▶ [Problem details] Copy out the material below in full, but not its images.

▶ [Items]
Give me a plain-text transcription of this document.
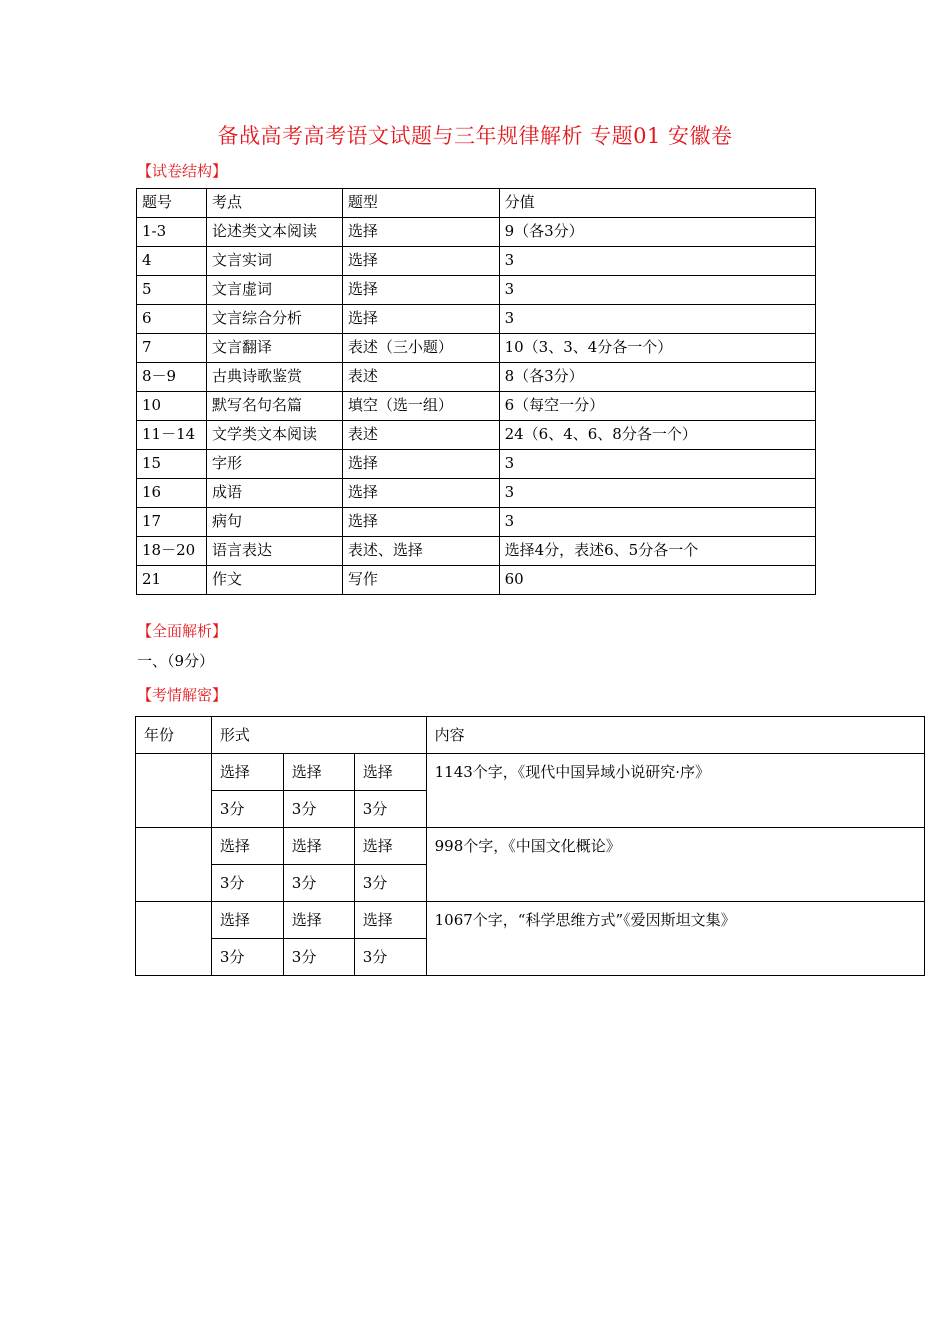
备战高考高考语文试题与三年规律解析 专题01 安徽卷
【试卷结构】
题号	考点	题型	分值
1-3	论述类文本阅读	选择	9（各3分）
4	文言实词	选择	3
5	文言虚词	选择	3
6	文言综合分析	选择	3
7	文言翻译	表述（三小题）	10（3、3、4分各一个）
8－9	古典诗歌鉴赏	表述	8（各3分）
10	默写名句名篇	填空（选一组）	6（每空一分）
11－14	文学类文本阅读	表述	24（6、4、6、8分各一个）
15	字形	选择	3
16	成语	选择	3
17	病句	选择	3
18－20	语言表达	表述、选择	选择4分，表述6、5分各一个
21	作文	写作	60
【全面解析】
一、（9分）
【考情解密】
年份	形式			内容
	选择	选择	选择	1143个字，《现代中国异域小说研究·序》
	3分	3分	3分	
	选择	选择	选择	998个字，《中国文化概论》
	3分	3分	3分	
	选择	选择	选择	1067个字，“科学思维方式”《爱因斯坦文集》
	3分	3分	3分	
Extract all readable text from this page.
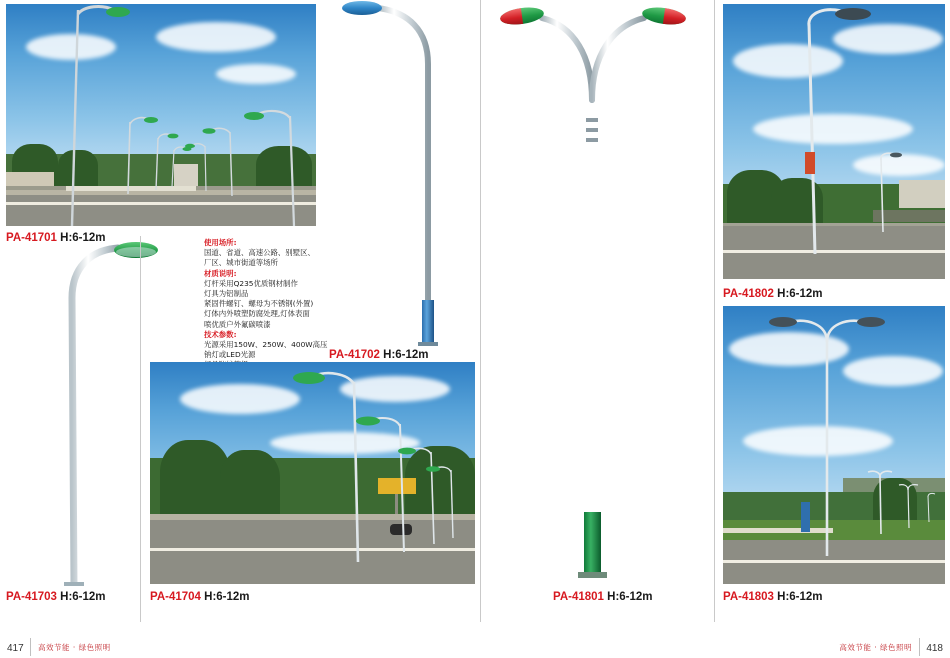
PA-41701 H:6-12m
PA-41703 H:6-12m
使用场所:
国道、省道、高速公路、别墅区、
厂区、城市街道等场所
材质说明:
灯杆采用Q235优质钢材制作
灯具为铝制品
紧固件螺钉、螺母为不锈钢(外置)
灯体内外喷塑防腐处理,灯体表面
喷优质户外氟碳喷漆
技术参数:
光源采用150W、250W、400W高压
钠灯或LED光源	PA-41702 H:6-12m
PA-41704 H:6-12m	PA-41801 H:6-12m
PA-41802 H:6-12m
PA-41803 H:6-12m
417 高效节能 · 绿色照明	高效节能 · 绿色照明 418
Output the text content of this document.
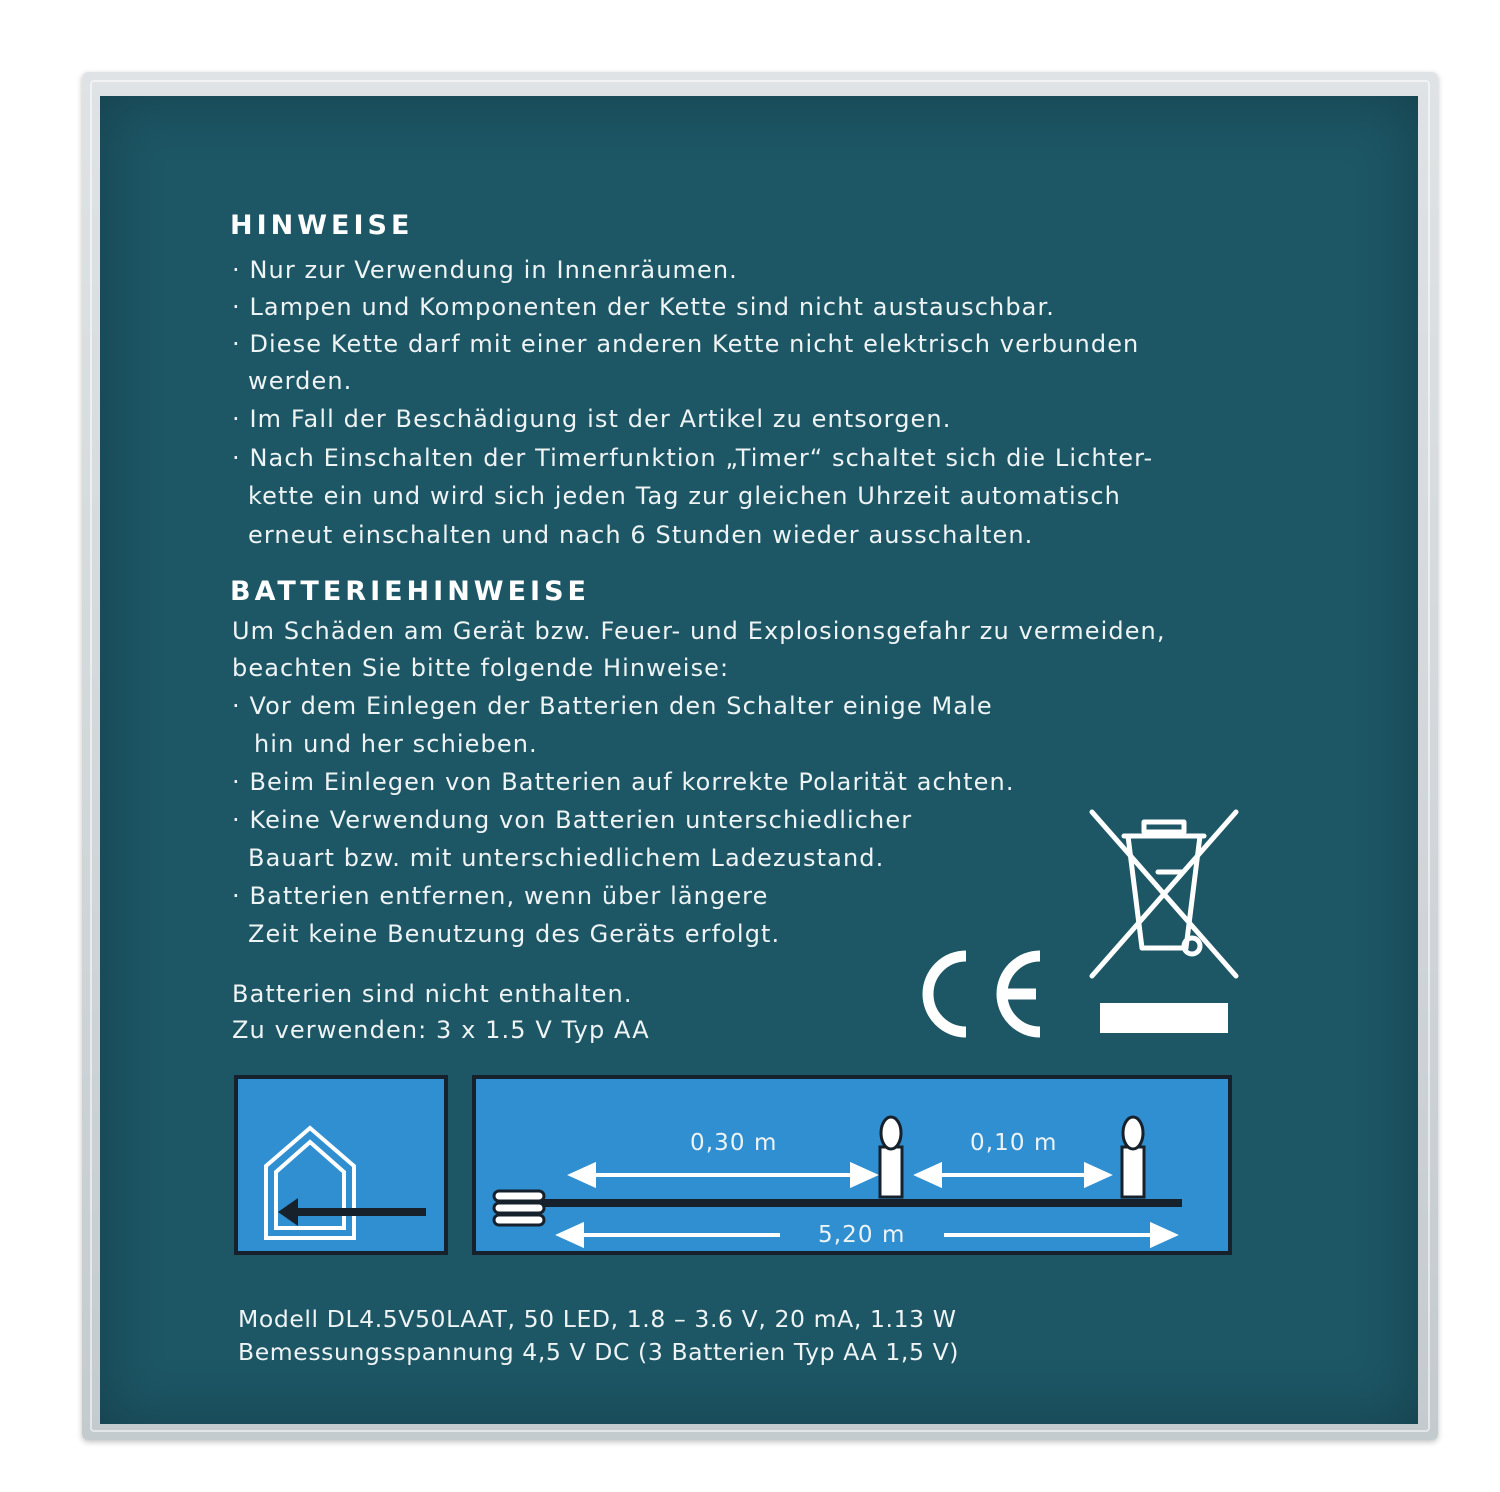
HINWEISE
· Nur zur Verwendung in Innenräumen.
· Lampen und Komponenten der Kette sind nicht austauschbar.
· Diese Kette darf mit einer anderen Kette nicht elektrisch verbunden
werden.
· Im Fall der Beschädigung ist der Artikel zu entsorgen.
· Nach Einschalten der Timerfunktion „Timer“ schaltet sich die Lichter-
kette ein und wird sich jeden Tag zur gleichen Uhrzeit automatisch
erneut einschalten und nach 6 Stunden wieder ausschalten.
BATTERIEHINWEISE
Um Schäden am Gerät bzw. Feuer- und Explosionsgefahr zu vermeiden,
beachten Sie bitte folgende Hinweise:
· Vor dem Einlegen der Batterien den Schalter einige Male
hin und her schieben.
· Beim Einlegen von Batterien auf korrekte Polarität achten.
· Keine Verwendung von Batterien unterschiedlicher
Bauart bzw. mit unterschiedlichem Ladezustand.
· Batterien entfernen, wenn über längere
Zeit keine Benutzung des Geräts erfolgt.
Batterien sind nicht enthalten.
Zu verwenden: 3 x 1.5 V Typ AA
0,30 m	0,10 m
5,20 m
Modell DL4.5V50LAAT, 50 LED, 1.8 – 3.6 V, 20 mA, 1.13 W
Bemessungsspannung 4,5 V DC (3 Batterien Typ AA 1,5 V)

▶ [The result]
Give me a plain-text transcription of this document.
备战高考高考语文试题与三年规律解析 专题01 安徽卷
【试卷结构】
题号	考点	题型	分值
1-3	论述类文本阅读	选择	9（各3分）
4	文言实词	选择	3
5	文言虚词	选择	3
6	文言综合分析	选择	3
7	文言翻译	表述（三小题）	10（3、3、4分各一个）
8－9	古典诗歌鉴赏	表述	8（各3分）
10	默写名句名篇	填空（选一组）	6（每空一分）
11－14	文学类文本阅读	表述	24（6、4、6、8分各一个）
15	字形	选择	3
16	成语	选择	3
17	病句	选择	3
18－20	语言表达	表述、选择	选择4分，表述6、5分各一个
21	作文	写作	60
【全面解析】
一、（9分）
【考情解密】
年份	形式			内容
	选择	选择	选择	1143个字，《现代中国异域小说研究·序》
	3分	3分	3分	
	选择	选择	选择	998个字，《中国文化概论》
	3分	3分	3分	
	选择	选择	选择	1067个字，“科学思维方式”《爱因斯坦文集》
	3分	3分	3分	
Extract all readable text from this page.
PA-41701 H:6-12m
PA-41703 H:6-12m
使用场所:
国道、省道、高速公路、别墅区、
厂区、城市街道等场所
材质说明:
灯杆采用Q235优质钢材制作
灯具为铝制品
紧固件螺钉、螺母为不锈钢(外置)
灯体内外喷塑防腐处理,灯体表面
喷优质户外氟碳喷漆
技术参数:
光源采用150W、250W、400W高压
钠灯或LED光源	PA-41702 H:6-12m
PA-41704 H:6-12m	PA-41801 H:6-12m
PA-41802 H:6-12m
PA-41803 H:6-12m
417 高效节能 · 绿色照明	高效节能 · 绿色照明 418
Output the text content of this document.
HINWEISE
· Nur zur Verwendung in Innenräumen.
· Lampen und Komponenten der Kette sind nicht austauschbar.
· Diese Kette darf mit einer anderen Kette nicht elektrisch verbunden
werden.
· Im Fall der Beschädigung ist der Artikel zu entsorgen.
· Nach Einschalten der Timerfunktion „Timer“ schaltet sich die Lichter-
kette ein und wird sich jeden Tag zur gleichen Uhrzeit automatisch
erneut einschalten und nach 6 Stunden wieder ausschalten.
BATTERIEHINWEISE
Um Schäden am Gerät bzw. Feuer- und Explosionsgefahr zu vermeiden,
beachten Sie bitte folgende Hinweise:
· Vor dem Einlegen der Batterien den Schalter einige Male
hin und her schieben.
· Beim Einlegen von Batterien auf korrekte Polarität achten.
· Keine Verwendung von Batterien unterschiedlicher
Bauart bzw. mit unterschiedlichem Ladezustand.
· Batterien entfernen, wenn über längere
Zeit keine Benutzung des Geräts erfolgt.
Batterien sind nicht enthalten.
Zu verwenden: 3 x 1.5 V Typ AA
0,30 m	0,10 m
5,20 m
Modell DL4.5V50LAAT, 50 LED, 1.8 – 3.6 V, 20 mA, 1.13 W
Bemessungsspannung 4,5 V DC (3 Batterien Typ AA 1,5 V)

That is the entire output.